> Short problem: Each line of the data that includes the string "Lower" is to be copied out.

> Records for processing:

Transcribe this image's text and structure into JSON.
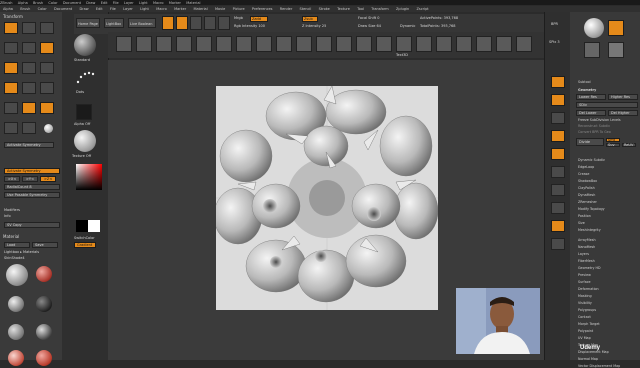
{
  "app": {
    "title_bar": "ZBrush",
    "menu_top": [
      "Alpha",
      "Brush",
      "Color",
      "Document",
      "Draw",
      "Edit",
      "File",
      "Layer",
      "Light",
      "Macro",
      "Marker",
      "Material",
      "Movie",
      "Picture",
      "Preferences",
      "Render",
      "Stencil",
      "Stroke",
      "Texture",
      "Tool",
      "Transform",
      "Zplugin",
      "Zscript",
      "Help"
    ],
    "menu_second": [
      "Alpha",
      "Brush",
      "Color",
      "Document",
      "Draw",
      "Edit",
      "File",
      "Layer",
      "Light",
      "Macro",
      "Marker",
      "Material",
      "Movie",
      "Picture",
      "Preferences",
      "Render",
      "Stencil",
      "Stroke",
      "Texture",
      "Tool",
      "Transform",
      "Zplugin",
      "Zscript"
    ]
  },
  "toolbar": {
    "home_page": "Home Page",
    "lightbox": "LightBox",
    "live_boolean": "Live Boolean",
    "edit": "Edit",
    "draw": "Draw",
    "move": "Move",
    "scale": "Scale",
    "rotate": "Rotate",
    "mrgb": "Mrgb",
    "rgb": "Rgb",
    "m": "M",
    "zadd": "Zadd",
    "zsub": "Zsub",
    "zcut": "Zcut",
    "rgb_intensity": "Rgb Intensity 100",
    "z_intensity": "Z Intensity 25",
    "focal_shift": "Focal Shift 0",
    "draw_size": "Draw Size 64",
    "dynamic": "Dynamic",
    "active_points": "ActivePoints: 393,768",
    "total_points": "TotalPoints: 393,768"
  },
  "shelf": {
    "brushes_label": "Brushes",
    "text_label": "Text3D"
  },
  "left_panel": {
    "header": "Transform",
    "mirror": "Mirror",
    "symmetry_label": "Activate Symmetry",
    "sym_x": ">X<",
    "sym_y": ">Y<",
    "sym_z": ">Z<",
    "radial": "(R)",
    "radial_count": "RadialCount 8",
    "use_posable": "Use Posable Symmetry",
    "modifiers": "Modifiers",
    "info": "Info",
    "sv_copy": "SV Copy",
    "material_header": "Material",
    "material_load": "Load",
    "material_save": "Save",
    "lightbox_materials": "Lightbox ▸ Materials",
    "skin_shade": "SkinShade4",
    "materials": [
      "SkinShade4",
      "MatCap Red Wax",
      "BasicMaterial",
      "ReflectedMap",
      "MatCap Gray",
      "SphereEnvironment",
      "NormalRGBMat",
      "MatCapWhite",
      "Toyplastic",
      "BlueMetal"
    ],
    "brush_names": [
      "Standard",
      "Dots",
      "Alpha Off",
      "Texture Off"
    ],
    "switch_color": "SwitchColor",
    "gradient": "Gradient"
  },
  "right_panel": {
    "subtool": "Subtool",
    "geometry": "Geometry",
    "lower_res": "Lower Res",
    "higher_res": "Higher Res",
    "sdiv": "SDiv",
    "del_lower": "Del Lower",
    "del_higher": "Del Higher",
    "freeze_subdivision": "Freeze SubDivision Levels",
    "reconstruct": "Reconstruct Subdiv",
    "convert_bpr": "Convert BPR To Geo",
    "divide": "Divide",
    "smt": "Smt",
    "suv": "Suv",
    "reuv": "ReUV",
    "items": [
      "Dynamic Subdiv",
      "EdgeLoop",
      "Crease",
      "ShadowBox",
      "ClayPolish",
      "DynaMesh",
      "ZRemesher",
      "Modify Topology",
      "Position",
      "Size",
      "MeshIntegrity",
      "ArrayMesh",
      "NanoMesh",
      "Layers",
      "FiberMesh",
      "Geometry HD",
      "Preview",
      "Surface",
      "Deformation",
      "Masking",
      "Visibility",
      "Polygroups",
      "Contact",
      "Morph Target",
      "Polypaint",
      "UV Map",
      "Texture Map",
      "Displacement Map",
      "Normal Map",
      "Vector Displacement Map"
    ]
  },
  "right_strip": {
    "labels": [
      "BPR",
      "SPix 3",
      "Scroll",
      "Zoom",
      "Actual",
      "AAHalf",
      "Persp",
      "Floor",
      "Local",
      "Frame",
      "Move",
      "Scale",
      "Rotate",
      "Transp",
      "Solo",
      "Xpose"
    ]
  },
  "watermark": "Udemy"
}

> Answer to the exercise:
    "lower_res": "Lower Res",
    "del_lower": "Del Lower",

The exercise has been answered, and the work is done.